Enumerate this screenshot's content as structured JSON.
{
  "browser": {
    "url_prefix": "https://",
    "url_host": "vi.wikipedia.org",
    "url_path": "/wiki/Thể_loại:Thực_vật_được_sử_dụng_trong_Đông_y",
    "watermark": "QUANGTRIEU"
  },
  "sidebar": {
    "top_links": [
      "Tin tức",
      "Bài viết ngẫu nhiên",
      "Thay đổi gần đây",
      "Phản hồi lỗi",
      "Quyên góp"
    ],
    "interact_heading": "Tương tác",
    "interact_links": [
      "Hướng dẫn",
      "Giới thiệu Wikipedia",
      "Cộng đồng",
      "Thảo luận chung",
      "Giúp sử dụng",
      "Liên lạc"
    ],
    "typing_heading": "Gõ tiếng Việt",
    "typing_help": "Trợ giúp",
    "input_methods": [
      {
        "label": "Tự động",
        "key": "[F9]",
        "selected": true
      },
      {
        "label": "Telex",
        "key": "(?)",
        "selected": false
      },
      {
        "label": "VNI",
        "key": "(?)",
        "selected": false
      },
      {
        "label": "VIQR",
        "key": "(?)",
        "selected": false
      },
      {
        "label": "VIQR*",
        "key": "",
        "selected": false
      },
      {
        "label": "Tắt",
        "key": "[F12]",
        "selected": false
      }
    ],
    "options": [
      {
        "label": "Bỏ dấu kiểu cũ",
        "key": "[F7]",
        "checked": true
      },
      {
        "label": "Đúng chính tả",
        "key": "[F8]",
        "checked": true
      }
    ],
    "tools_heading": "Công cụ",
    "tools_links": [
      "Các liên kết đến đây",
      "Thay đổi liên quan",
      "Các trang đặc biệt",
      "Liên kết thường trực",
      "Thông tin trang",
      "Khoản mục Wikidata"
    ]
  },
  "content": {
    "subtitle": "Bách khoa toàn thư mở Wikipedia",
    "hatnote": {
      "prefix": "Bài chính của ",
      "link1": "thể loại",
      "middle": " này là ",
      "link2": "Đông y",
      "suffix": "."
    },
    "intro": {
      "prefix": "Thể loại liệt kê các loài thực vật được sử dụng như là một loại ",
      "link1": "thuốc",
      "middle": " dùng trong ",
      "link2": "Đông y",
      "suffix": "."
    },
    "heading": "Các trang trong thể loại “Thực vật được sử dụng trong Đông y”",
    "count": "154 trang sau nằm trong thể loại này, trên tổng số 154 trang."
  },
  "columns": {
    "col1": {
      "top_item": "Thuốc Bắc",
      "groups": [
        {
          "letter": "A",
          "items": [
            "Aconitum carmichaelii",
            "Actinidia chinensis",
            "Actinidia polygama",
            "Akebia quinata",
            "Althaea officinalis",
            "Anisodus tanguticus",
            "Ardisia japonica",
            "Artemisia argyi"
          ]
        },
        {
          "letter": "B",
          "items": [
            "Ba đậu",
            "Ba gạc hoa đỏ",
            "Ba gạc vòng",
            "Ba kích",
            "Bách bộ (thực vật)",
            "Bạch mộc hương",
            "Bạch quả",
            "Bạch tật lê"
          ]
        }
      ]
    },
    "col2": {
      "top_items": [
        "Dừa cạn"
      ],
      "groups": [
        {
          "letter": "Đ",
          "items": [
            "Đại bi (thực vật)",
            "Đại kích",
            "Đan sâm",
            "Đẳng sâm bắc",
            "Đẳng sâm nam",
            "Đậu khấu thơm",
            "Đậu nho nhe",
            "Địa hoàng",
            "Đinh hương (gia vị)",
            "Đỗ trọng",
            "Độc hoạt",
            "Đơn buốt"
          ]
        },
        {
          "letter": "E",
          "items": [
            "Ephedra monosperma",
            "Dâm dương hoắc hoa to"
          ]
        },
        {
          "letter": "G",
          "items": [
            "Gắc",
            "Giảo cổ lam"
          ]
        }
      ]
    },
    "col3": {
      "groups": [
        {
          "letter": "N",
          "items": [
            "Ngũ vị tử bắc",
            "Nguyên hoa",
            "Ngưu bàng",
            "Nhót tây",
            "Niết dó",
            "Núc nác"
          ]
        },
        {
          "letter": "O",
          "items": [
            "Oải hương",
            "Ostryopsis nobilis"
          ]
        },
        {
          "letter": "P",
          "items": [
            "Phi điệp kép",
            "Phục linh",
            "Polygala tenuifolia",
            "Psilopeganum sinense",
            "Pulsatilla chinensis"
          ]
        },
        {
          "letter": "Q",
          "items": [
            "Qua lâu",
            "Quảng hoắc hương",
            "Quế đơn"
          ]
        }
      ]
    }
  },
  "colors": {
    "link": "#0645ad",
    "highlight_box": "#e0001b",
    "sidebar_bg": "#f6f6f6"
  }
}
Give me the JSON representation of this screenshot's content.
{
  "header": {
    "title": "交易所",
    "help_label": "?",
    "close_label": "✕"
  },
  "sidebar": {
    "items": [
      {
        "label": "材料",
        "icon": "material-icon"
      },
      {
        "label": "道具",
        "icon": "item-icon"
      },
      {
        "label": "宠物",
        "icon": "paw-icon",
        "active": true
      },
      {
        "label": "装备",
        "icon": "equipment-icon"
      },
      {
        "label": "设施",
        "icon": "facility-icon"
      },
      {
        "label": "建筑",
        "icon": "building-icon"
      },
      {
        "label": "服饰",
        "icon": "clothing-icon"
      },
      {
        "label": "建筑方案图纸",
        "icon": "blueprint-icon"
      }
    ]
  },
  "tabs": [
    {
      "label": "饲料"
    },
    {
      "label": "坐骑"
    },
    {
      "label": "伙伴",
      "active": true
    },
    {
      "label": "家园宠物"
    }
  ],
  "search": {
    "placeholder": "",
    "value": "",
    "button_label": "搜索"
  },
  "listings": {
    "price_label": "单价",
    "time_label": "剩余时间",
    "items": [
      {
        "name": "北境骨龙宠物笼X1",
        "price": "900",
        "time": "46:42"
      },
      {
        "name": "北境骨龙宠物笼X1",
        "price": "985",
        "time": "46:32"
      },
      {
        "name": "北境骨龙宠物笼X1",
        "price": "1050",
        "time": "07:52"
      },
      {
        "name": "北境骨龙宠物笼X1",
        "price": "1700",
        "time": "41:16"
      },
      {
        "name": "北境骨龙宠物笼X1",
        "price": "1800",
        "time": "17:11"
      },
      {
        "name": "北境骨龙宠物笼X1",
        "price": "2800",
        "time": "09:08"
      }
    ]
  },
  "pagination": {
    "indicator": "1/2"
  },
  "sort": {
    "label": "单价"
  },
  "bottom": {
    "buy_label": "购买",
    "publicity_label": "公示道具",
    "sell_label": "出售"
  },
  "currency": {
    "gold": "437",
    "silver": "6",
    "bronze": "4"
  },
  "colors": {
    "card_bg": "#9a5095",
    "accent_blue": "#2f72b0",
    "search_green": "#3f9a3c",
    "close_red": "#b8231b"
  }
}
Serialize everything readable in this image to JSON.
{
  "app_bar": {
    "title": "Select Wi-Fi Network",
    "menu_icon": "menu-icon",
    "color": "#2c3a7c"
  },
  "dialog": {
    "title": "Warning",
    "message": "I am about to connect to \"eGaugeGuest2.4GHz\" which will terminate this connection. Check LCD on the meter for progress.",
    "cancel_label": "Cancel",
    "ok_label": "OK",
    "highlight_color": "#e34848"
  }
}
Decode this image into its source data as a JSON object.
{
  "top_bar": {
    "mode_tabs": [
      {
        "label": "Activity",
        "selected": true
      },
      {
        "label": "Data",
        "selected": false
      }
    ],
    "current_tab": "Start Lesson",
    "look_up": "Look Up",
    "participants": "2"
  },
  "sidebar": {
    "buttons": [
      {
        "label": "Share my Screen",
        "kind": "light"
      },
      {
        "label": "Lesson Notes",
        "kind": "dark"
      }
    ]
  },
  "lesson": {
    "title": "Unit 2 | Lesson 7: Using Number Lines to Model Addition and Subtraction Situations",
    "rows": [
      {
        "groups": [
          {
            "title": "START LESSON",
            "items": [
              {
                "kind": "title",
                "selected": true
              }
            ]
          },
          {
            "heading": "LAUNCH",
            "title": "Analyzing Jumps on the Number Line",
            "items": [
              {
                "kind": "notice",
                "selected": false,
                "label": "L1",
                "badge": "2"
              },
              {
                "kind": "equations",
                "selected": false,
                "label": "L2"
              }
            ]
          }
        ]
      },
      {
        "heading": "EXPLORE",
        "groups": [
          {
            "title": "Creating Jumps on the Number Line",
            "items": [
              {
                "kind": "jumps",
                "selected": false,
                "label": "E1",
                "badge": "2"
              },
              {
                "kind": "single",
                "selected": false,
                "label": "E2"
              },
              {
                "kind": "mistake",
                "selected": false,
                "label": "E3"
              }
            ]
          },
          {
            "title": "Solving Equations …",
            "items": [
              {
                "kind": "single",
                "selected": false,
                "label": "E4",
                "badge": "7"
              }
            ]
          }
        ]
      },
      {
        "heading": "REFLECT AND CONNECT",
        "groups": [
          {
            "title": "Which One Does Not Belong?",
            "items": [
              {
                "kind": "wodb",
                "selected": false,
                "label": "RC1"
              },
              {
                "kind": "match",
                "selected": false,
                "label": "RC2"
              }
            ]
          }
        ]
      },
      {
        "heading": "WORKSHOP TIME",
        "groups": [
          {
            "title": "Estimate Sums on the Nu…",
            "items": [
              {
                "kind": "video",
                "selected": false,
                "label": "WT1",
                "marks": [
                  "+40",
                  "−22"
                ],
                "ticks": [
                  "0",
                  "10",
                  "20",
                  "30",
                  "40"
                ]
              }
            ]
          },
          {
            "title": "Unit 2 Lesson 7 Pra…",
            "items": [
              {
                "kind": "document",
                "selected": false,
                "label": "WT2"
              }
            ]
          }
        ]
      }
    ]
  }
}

• _DESCRIPTION OF THE TASK_:
Among the lines above, determine how many hold the word "screenshot"; report the figure alone.

• _RESULT OF THIS TASK_:
2